### INSTRUCTIONS FOR THE TASK:
Your reply should reproduce all the data below exactly while excluding the pictures.

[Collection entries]
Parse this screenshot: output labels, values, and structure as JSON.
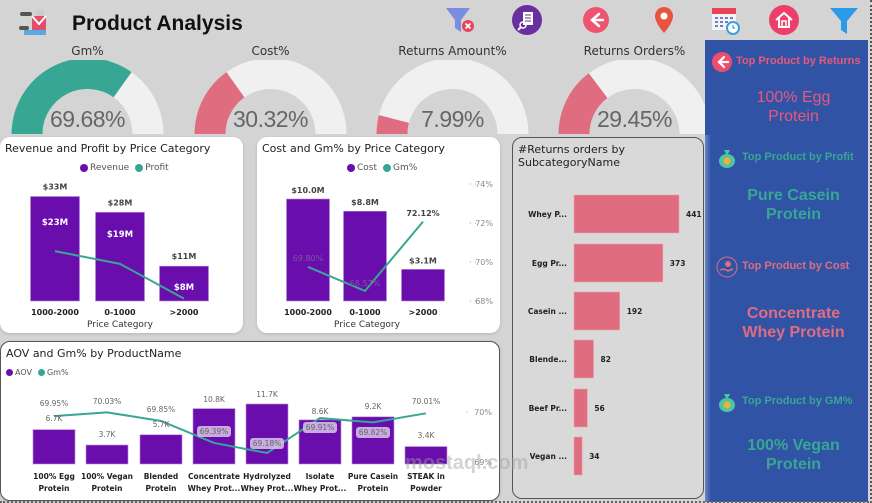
{
  "header": {
    "title": "Product Analysis",
    "nav_icons": [
      {
        "name": "clear-filter-icon"
      },
      {
        "name": "report-search-icon"
      },
      {
        "name": "back-arrow-icon"
      },
      {
        "name": "location-pin-icon"
      },
      {
        "name": "calendar-clock-icon"
      },
      {
        "name": "home-icon"
      },
      {
        "name": "filter-icon"
      }
    ]
  },
  "colors": {
    "purple": "#6a0dad",
    "teal": "#37a794",
    "pink": "#e06c80",
    "panel_blue": "#3053a6",
    "gauge_track": "#f0f0f0"
  },
  "gauges": [
    {
      "title": "Gm%",
      "value": "69.68%",
      "fraction": 0.6968,
      "color": "#37a794"
    },
    {
      "title": "Cost%",
      "value": "30.32%",
      "fraction": 0.3032,
      "color": "#e06c80"
    },
    {
      "title": "Returns Amount%",
      "value": "7.99%",
      "fraction": 0.0799,
      "color": "#e06c80"
    },
    {
      "title": "Returns Orders%",
      "value": "29.45%",
      "fraction": 0.2945,
      "color": "#e06c80"
    }
  ],
  "chart_data": [
    {
      "type": "bar",
      "title": "Revenue and Profit by Price Category",
      "xlabel": "Price Category",
      "legend": [
        "Revenue",
        "Profit"
      ],
      "categories": [
        "1000-2000",
        "0-1000",
        ">2000"
      ],
      "series": [
        {
          "name": "Revenue",
          "kind": "bar",
          "values": [
            33,
            28,
            11
          ],
          "labels": [
            "$33M",
            "$28M",
            "$11M"
          ]
        },
        {
          "name": "Profit",
          "kind": "line",
          "values": [
            23,
            19,
            8
          ],
          "labels": [
            "$23M",
            "$19M",
            "$8M"
          ]
        }
      ],
      "ylim": [
        0,
        36
      ]
    },
    {
      "type": "bar",
      "title": "Cost and Gm% by Price Category",
      "xlabel": "Price Category",
      "legend": [
        "Cost",
        "Gm%"
      ],
      "categories": [
        "1000-2000",
        "0-1000",
        ">2000"
      ],
      "series": [
        {
          "name": "Cost",
          "kind": "bar",
          "values": [
            10.0,
            8.8,
            3.1
          ],
          "labels": [
            "$10.0M",
            "$8.8M",
            "$3.1M"
          ]
        },
        {
          "name": "Gm%",
          "kind": "line",
          "values": [
            69.8,
            68.57,
            72.12
          ],
          "labels": [
            "69.80%",
            "68.57%",
            "72.12%"
          ]
        }
      ],
      "y2_ticks": [
        "74%",
        "72%",
        "70%",
        "68%"
      ],
      "y2lim": [
        68,
        74
      ]
    },
    {
      "type": "bar",
      "title": "AOV and Gm% by ProductName",
      "legend": [
        "AOV",
        "Gm%"
      ],
      "categories": [
        "100% Egg Protein",
        "100% Vegan Protein",
        "Blended Protein",
        "Concentrate Whey Prot...",
        "Hydrolyzed Whey Prot...",
        "Isolate Whey Prot...",
        "Pure Casein Protein",
        "STEAK in Powder"
      ],
      "category_lines": [
        [
          "100% Egg",
          "Protein"
        ],
        [
          "100% Vegan",
          "Protein"
        ],
        [
          "Blended",
          "Protein"
        ],
        [
          "Concentrate",
          "Whey Prot..."
        ],
        [
          "Hydrolyzed",
          "Whey Prot..."
        ],
        [
          "Isolate",
          "Whey Prot..."
        ],
        [
          "Pure Casein",
          "Protein"
        ],
        [
          "STEAK in",
          "Powder"
        ]
      ],
      "series": [
        {
          "name": "AOV",
          "kind": "bar",
          "values": [
            6.7,
            3.7,
            5.7,
            10.8,
            11.7,
            8.6,
            9.2,
            3.4
          ],
          "labels": [
            "6.7K",
            "3.7K",
            "5.7K",
            "10.8K",
            "11.7K",
            "8.6K",
            "9.2K",
            "3.4K"
          ]
        },
        {
          "name": "Gm%",
          "kind": "line",
          "values": [
            69.95,
            70.03,
            69.85,
            69.39,
            69.18,
            69.91,
            69.82,
            70.01
          ],
          "labels": [
            "69.95%",
            "70.03%",
            "69.85%",
            "69.39%",
            "69.18%",
            "69.91%",
            "69.82%",
            "70.01%"
          ]
        }
      ],
      "y2_ticks": [
        "70%",
        "69%"
      ]
    },
    {
      "type": "bar",
      "orientation": "horizontal",
      "title": "#Returns orders by SubcategoryName",
      "title_lines": [
        "#Returns orders by",
        "SubcategoryName"
      ],
      "categories": [
        "Whey P...",
        "Egg Pr...",
        "Casein ...",
        "Blende...",
        "Beef Pr...",
        "Vegan ..."
      ],
      "values": [
        441,
        373,
        192,
        82,
        56,
        34
      ]
    }
  ],
  "side_panel": {
    "items": [
      {
        "label": "Top Product by Returns",
        "value_lines": [
          "100% Egg",
          "Protein"
        ],
        "icon": "back-arrow-icon",
        "color": "#e8587a"
      },
      {
        "label": "Top Product by Profit",
        "value_lines": [
          "Pure Casein",
          "Protein"
        ],
        "icon": "money-bag-icon",
        "color": "#37a794"
      },
      {
        "label": "Top Product by Cost",
        "value_lines": [
          "Concentrate",
          "Whey Protein"
        ],
        "icon": "hand-coin-icon",
        "color": "#e06c80"
      },
      {
        "label": "Top Product by GM%",
        "value_lines": [
          "100% Vegan",
          "Protein"
        ],
        "icon": "money-bag-icon",
        "color": "#37a794"
      }
    ]
  },
  "watermark": {
    "text": "mostaql.com"
  }
}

### ANSWER TO THIS EXERCISE:
Parse this screenshot: output labels, values, and structure as JSON.
{
  "header": {
    "title": "Product Analysis",
    "nav_icons": [
      {
        "name": "clear-filter-icon"
      },
      {
        "name": "report-search-icon"
      },
      {
        "name": "back-arrow-icon"
      },
      {
        "name": "location-pin-icon"
      },
      {
        "name": "calendar-clock-icon"
      },
      {
        "name": "home-icon"
      },
      {
        "name": "filter-icon"
      }
    ]
  },
  "colors": {
    "purple": "#6a0dad",
    "teal": "#37a794",
    "pink": "#e06c80",
    "panel_blue": "#3053a6",
    "gauge_track": "#f0f0f0"
  },
  "gauges": [
    {
      "title": "Gm%",
      "value": "69.68%",
      "fraction": 0.6968,
      "color": "#37a794"
    },
    {
      "title": "Cost%",
      "value": "30.32%",
      "fraction": 0.3032,
      "color": "#e06c80"
    },
    {
      "title": "Returns Amount%",
      "value": "7.99%",
      "fraction": 0.0799,
      "color": "#e06c80"
    },
    {
      "title": "Returns Orders%",
      "value": "29.45%",
      "fraction": 0.2945,
      "color": "#e06c80"
    }
  ],
  "chart_data": [
    {
      "type": "bar",
      "title": "Revenue and Profit by Price Category",
      "xlabel": "Price Category",
      "legend": [
        "Revenue",
        "Profit"
      ],
      "categories": [
        "1000-2000",
        "0-1000",
        ">2000"
      ],
      "series": [
        {
          "name": "Revenue",
          "kind": "bar",
          "values": [
            33,
            28,
            11
          ],
          "labels": [
            "$33M",
            "$28M",
            "$11M"
          ]
        },
        {
          "name": "Profit",
          "kind": "line",
          "values": [
            23,
            19,
            8
          ],
          "labels": [
            "$23M",
            "$19M",
            "$8M"
          ]
        }
      ],
      "ylim": [
        0,
        36
      ]
    },
    {
      "type": "bar",
      "title": "Cost and Gm% by Price Category",
      "xlabel": "Price Category",
      "legend": [
        "Cost",
        "Gm%"
      ],
      "categories": [
        "1000-2000",
        "0-1000",
        ">2000"
      ],
      "series": [
        {
          "name": "Cost",
          "kind": "bar",
          "values": [
            10.0,
            8.8,
            3.1
          ],
          "labels": [
            "$10.0M",
            "$8.8M",
            "$3.1M"
          ]
        },
        {
          "name": "Gm%",
          "kind": "line",
          "values": [
            69.8,
            68.57,
            72.12
          ],
          "labels": [
            "69.80%",
            "68.57%",
            "72.12%"
          ]
        }
      ],
      "y2_ticks": [
        "74%",
        "72%",
        "70%",
        "68%"
      ],
      "y2lim": [
        68,
        74
      ]
    },
    {
      "type": "bar",
      "title": "AOV and Gm% by ProductName",
      "legend": [
        "AOV",
        "Gm%"
      ],
      "categories": [
        "100% Egg Protein",
        "100% Vegan Protein",
        "Blended Protein",
        "Concentrate Whey Prot...",
        "Hydrolyzed Whey Prot...",
        "Isolate Whey Prot...",
        "Pure Casein Protein",
        "STEAK in Powder"
      ],
      "category_lines": [
        [
          "100% Egg",
          "Protein"
        ],
        [
          "100% Vegan",
          "Protein"
        ],
        [
          "Blended",
          "Protein"
        ],
        [
          "Concentrate",
          "Whey Prot..."
        ],
        [
          "Hydrolyzed",
          "Whey Prot..."
        ],
        [
          "Isolate",
          "Whey Prot..."
        ],
        [
          "Pure Casein",
          "Protein"
        ],
        [
          "STEAK in",
          "Powder"
        ]
      ],
      "series": [
        {
          "name": "AOV",
          "kind": "bar",
          "values": [
            6.7,
            3.7,
            5.7,
            10.8,
            11.7,
            8.6,
            9.2,
            3.4
          ],
          "labels": [
            "6.7K",
            "3.7K",
            "5.7K",
            "10.8K",
            "11.7K",
            "8.6K",
            "9.2K",
            "3.4K"
          ]
        },
        {
          "name": "Gm%",
          "kind": "line",
          "values": [
            69.95,
            70.03,
            69.85,
            69.39,
            69.18,
            69.91,
            69.82,
            70.01
          ],
          "labels": [
            "69.95%",
            "70.03%",
            "69.85%",
            "69.39%",
            "69.18%",
            "69.91%",
            "69.82%",
            "70.01%"
          ]
        }
      ],
      "y2_ticks": [
        "70%",
        "69%"
      ]
    },
    {
      "type": "bar",
      "orientation": "horizontal",
      "title": "#Returns orders by SubcategoryName",
      "title_lines": [
        "#Returns orders by",
        "SubcategoryName"
      ],
      "categories": [
        "Whey P...",
        "Egg Pr...",
        "Casein ...",
        "Blende...",
        "Beef Pr...",
        "Vegan ..."
      ],
      "values": [
        441,
        373,
        192,
        82,
        56,
        34
      ]
    }
  ],
  "side_panel": {
    "items": [
      {
        "label": "Top Product by Returns",
        "value_lines": [
          "100% Egg",
          "Protein"
        ],
        "icon": "back-arrow-icon",
        "color": "#e8587a"
      },
      {
        "label": "Top Product by Profit",
        "value_lines": [
          "Pure Casein",
          "Protein"
        ],
        "icon": "money-bag-icon",
        "color": "#37a794"
      },
      {
        "label": "Top Product by Cost",
        "value_lines": [
          "Concentrate",
          "Whey Protein"
        ],
        "icon": "hand-coin-icon",
        "color": "#e06c80"
      },
      {
        "label": "Top Product by GM%",
        "value_lines": [
          "100% Vegan",
          "Protein"
        ],
        "icon": "money-bag-icon",
        "color": "#37a794"
      }
    ]
  },
  "watermark": {
    "text": "mostaql.com"
  }
}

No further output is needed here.